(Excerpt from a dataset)
☆ ☆ ☆

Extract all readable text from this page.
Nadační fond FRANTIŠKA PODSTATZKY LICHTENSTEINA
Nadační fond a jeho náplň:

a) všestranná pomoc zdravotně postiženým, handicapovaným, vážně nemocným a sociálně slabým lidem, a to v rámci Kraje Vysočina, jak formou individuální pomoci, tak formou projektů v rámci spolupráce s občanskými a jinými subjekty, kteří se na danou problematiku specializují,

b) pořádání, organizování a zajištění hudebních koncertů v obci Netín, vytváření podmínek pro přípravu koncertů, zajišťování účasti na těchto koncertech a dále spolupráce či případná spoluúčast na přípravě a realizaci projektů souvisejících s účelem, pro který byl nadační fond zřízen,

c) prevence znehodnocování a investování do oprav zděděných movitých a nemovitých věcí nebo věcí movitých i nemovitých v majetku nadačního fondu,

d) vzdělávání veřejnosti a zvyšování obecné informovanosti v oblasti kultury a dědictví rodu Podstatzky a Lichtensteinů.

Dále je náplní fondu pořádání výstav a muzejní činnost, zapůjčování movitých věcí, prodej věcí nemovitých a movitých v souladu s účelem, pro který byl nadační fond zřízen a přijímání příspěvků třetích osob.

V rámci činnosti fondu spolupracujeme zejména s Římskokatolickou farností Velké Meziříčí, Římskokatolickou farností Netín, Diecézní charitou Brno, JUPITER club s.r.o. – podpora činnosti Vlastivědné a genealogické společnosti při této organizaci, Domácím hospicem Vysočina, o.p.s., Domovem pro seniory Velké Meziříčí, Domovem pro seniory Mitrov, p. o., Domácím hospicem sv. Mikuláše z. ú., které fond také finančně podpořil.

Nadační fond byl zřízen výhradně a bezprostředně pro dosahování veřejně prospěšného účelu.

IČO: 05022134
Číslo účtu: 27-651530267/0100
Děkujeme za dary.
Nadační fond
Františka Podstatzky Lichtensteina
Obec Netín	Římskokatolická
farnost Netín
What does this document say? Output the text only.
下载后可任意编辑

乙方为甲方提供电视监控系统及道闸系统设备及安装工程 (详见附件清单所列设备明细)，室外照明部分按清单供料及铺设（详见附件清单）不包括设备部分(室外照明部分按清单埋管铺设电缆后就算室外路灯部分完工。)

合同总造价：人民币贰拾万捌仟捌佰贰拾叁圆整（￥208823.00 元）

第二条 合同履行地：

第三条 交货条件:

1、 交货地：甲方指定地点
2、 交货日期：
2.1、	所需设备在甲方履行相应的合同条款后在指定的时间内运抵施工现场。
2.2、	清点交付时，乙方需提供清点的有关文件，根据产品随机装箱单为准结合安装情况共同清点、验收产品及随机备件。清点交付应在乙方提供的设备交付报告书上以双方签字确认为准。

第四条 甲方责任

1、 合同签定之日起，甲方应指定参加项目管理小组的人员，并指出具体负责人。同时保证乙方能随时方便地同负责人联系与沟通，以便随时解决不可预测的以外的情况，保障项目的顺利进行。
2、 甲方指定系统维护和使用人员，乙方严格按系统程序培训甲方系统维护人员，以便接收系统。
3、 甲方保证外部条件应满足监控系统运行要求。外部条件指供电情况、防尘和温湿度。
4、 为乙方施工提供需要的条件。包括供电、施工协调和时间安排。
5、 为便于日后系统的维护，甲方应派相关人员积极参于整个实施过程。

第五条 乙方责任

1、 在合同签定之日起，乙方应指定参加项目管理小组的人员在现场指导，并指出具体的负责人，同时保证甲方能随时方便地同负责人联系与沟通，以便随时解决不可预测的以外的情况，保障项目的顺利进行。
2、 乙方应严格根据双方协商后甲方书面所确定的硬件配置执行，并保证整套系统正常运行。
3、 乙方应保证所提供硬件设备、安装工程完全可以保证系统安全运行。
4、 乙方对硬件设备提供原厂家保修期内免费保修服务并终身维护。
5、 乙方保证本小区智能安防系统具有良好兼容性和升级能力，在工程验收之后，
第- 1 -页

☆ ☆ ☆

EXERCISE PROMPT —
Copy each line above that contains the word "zřízen".

TASK RESULT —
b) pořádání, organizování a zajištění hudebních koncertů v obci Netín, vytváření podmínek pro přípravu koncertů, zajišťování účasti na těchto koncertech a dále spolupráce či případná spoluúčast na přípravě a realizaci projektů souvisejících s účelem, pro který byl nadační fond zřízen,
Dále je náplní fondu pořádání výstav a muzejní činnost, zapůjčování movitých věcí, prodej věcí nemovitých a movitých v souladu s účelem, pro který byl nadační fond zřízen a přijímání příspěvků třetích osob.
Nadační fond byl zřízen výhradně a bezprostředně pro dosahování veřejně prospěšného účelu.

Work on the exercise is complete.